**** Information supplied

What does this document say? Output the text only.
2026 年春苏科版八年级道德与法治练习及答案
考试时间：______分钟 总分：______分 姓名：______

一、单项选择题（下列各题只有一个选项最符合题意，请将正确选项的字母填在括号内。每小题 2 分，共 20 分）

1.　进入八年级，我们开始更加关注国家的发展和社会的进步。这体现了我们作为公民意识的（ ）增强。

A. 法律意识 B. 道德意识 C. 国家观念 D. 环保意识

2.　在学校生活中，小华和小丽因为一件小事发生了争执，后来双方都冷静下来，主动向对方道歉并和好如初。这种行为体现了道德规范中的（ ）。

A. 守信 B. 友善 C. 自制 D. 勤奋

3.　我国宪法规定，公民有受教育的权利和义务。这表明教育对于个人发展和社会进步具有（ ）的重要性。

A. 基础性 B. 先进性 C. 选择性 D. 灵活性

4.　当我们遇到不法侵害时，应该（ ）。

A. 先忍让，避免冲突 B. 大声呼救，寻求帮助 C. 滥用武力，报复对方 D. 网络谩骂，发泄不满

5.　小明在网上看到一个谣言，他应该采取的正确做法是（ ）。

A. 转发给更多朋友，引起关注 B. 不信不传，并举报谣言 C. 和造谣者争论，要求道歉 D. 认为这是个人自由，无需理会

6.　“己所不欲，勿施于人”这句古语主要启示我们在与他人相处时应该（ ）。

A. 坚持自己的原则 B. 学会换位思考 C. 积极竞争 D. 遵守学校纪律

********

**Stated task:** Please repeat the listing exactly, with nothing left out.

**Task response:**
What does this document say? Output the text only.
2026 年春苏科版八年级道德与法治练习及答案
考试时间：______分钟 总分：______分 姓名：______

一、单项选择题（下列各题只有一个选项最符合题意，请将正确选项的字母填在括号内。每小题 2 分，共 20 分）

1.　进入八年级，我们开始更加关注国家的发展和社会的进步。这体现了我们作为公民意识的（ ）增强。

A. 法律意识 B. 道德意识 C. 国家观念 D. 环保意识

2.　在学校生活中，小华和小丽因为一件小事发生了争执，后来双方都冷静下来，主动向对方道歉并和好如初。这种行为体现了道德规范中的（ ）。

A. 守信 B. 友善 C. 自制 D. 勤奋

3.　我国宪法规定，公民有受教育的权利和义务。这表明教育对于个人发展和社会进步具有（ ）的重要性。

A. 基础性 B. 先进性 C. 选择性 D. 灵活性

4.　当我们遇到不法侵害时，应该（ ）。

A. 先忍让，避免冲突 B. 大声呼救，寻求帮助 C. 滥用武力，报复对方 D. 网络谩骂，发泄不满

5.　小明在网上看到一个谣言，他应该采取的正确做法是（ ）。

A. 转发给更多朋友，引起关注 B. 不信不传，并举报谣言 C. 和造谣者争论，要求道歉 D. 认为这是个人自由，无需理会

6.　“己所不欲，勿施于人”这句古语主要启示我们在与他人相处时应该（ ）。

A. 坚持自己的原则 B. 学会换位思考 C. 积极竞争 D. 遵守学校纪律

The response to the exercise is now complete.